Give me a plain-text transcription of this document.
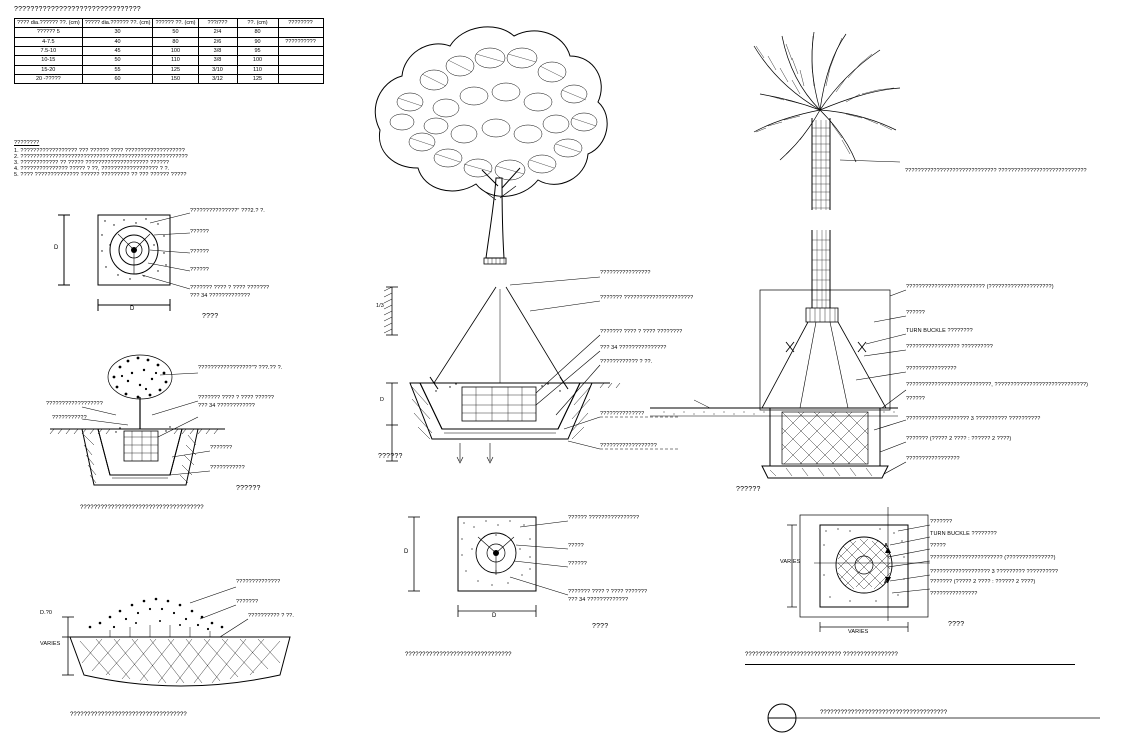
???????????????????????????????
???? dia.?????? ??. (cm)	????? dia.?????? ??. (cm)	?????? ??. (cm)	???/???	??. (cm)	????????
?????? 5	30	50	2/4	80	
4-7.5	40	80	2/6	90	??????????
7.5-10	45	100	3/8	95	
10-15	50	110	3/8	100	
15-20	55	125	3/10	110	
20 -?????	60	150	3/12	125	
????????
1. ?????????????????? ??? ?????? ???? ???????????????????
2. ?????????????????????????????????????????????????????
3. ???????????? ?? ????? ???????????????????? ??????
4. ??????????????? ????? ? ??, ?????????????????? ? ?.
5. ???? ?????????????? ?????? ????????? ?? ??? ?????? ?????
D
D
???????????????" ???2.? ?.
??????
??????
??????
??????? ???? ? ???? ???????
??? 34 ?????????????
????
??????????????????
???????????
?????????????????"? ???.?? ?.
??????? ???? ? ???? ??????
??? 34 ????????????
???????
???????????
??????
????????????????????????????????????
??????????????
???????
?????????? ? ??.
D.?0
VARIES
??????????????????????????????????
1/3
D
????????????????
??????? ??????????????????????
??????? ???? ? ???? ????????
??? 34 ???????????????
???????????? ? ??.
??????????????
??????????????????
??????
D
D
?????? ????????????????
?????
??????
??????? ???? ? ???? ???????
??? 34 ?????????????
????
???????????????????????????????
????????????????????????????? ????????????????????????????
????????????????????????? (????????????????????)
??????
TURN BUCKLE ????????
????????????????? ??????????
????????????????
???????????????????????????, ?????????????????????????????)
??????
???????????????????? 3 ?????????? ??????????
??????? (????? 2 ???? : ?????? 2 ????)
?????????????????
??????
A
A
VARIES
VARIES
???????
TURN BUCKLE ????????
?????
??????????????????????? (???????????????)
??????????????????? 3 ????????? ??????????
??????? (????? 2 ???? : ?????? 2 ????)
???????????????
????
???????????????????????????? ????????????????
?????????????????????????????????????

————

SHORT TASK: Do not include images; quote all of the entries above exactly.

ANSWER FOR THIS EXERCISE:
Give me a plain-text transcription of this document.
???????????????????????????????
???? dia.?????? ??. (cm)	????? dia.?????? ??. (cm)	?????? ??. (cm)	???/???	??. (cm)	????????
?????? 5	30	50	2/4	80	
4-7.5	40	80	2/6	90	??????????
7.5-10	45	100	3/8	95	
10-15	50	110	3/8	100	
15-20	55	125	3/10	110	
20 -?????	60	150	3/12	125	
????????
1. ?????????????????? ??? ?????? ???? ???????????????????
2. ?????????????????????????????????????????????????????
3. ???????????? ?? ????? ???????????????????? ??????
4. ??????????????? ????? ? ??, ?????????????????? ? ?.
5. ???? ?????????????? ?????? ????????? ?? ??? ?????? ?????
D
D
???????????????" ???2.? ?.
??????
??????
??????
??????? ???? ? ???? ???????
??? 34 ?????????????
????
??????????????????
???????????
?????????????????"? ???.?? ?.
??????? ???? ? ???? ??????
??? 34 ????????????
???????
???????????
??????
????????????????????????????????????
??????????????
???????
?????????? ? ??.
D.?0
VARIES
??????????????????????????????????
1/3
D
????????????????
??????? ??????????????????????
??????? ???? ? ???? ????????
??? 34 ???????????????
???????????? ? ??.
??????????????
??????????????????
??????
D
D
?????? ????????????????
?????
??????
??????? ???? ? ???? ???????
??? 34 ?????????????
????
???????????????????????????????
????????????????????????????? ????????????????????????????
????????????????????????? (????????????????????)
??????
TURN BUCKLE ????????
????????????????? ??????????
????????????????
???????????????????????????, ?????????????????????????????)
??????
???????????????????? 3 ?????????? ??????????
??????? (????? 2 ???? : ?????? 2 ????)
?????????????????
??????
A
A
VARIES
VARIES
???????
TURN BUCKLE ????????
?????
??????????????????????? (???????????????)
??????????????????? 3 ????????? ??????????
??????? (????? 2 ???? : ?????? 2 ????)
???????????????
????
???????????????????????????? ????????????????
?????????????????????????????????????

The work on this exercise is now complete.